Objective: Below are some records. Copy every line in them that holds "offers".

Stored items

####

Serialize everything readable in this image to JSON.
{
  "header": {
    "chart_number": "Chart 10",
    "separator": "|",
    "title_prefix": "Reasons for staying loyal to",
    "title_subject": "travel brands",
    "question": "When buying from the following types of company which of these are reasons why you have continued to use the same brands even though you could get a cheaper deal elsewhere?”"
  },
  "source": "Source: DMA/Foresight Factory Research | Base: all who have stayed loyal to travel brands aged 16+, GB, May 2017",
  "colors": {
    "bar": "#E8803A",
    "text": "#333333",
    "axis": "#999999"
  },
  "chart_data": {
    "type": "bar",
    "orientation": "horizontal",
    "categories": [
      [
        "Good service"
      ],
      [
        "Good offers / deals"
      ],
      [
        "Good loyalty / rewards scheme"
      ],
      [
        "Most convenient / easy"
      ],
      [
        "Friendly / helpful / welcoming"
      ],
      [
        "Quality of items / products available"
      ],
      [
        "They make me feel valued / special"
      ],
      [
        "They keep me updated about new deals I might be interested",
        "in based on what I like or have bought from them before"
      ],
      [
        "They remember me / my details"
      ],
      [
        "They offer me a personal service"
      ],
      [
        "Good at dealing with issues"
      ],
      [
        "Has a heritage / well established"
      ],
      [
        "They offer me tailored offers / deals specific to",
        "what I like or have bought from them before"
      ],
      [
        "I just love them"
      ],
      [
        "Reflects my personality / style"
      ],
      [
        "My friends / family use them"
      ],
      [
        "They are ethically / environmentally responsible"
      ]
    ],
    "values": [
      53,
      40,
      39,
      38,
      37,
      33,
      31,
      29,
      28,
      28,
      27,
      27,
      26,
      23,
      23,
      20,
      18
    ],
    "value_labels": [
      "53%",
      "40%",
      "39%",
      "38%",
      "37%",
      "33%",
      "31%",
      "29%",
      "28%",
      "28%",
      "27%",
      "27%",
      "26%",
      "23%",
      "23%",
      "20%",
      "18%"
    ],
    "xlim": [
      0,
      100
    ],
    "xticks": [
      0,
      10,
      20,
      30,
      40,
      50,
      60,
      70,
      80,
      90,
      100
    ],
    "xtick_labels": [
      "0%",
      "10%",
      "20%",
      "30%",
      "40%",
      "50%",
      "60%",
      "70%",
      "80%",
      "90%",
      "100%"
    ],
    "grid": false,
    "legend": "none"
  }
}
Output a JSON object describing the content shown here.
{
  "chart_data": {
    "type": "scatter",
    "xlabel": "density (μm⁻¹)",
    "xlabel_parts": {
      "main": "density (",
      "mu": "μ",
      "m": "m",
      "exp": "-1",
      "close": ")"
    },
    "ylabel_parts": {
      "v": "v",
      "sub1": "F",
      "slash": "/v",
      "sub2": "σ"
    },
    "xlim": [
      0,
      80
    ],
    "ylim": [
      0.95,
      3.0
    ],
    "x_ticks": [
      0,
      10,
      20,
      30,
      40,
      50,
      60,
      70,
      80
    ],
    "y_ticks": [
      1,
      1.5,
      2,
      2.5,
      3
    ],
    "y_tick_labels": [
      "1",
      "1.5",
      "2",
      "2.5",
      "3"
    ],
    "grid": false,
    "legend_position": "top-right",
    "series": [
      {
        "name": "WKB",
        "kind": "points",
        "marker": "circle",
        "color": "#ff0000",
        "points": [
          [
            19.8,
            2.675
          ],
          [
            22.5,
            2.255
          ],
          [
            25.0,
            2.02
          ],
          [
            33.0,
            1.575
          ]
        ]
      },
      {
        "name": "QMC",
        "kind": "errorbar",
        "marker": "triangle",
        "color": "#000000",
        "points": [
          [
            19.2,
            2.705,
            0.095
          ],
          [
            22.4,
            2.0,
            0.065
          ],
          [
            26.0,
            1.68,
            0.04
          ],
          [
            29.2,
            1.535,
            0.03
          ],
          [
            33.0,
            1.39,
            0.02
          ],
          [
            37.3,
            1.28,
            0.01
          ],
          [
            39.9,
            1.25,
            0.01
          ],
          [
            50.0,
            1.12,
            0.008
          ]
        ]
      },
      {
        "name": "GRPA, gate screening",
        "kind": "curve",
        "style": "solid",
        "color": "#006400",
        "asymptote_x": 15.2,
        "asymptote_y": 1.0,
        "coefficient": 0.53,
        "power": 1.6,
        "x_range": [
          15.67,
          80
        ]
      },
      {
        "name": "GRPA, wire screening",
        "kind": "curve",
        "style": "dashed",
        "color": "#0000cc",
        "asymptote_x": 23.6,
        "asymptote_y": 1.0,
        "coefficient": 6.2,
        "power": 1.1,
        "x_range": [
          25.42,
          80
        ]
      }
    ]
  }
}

####

Output of the task:
        "Good offers / deals"
        "They offer me tailored offers / deals specific to",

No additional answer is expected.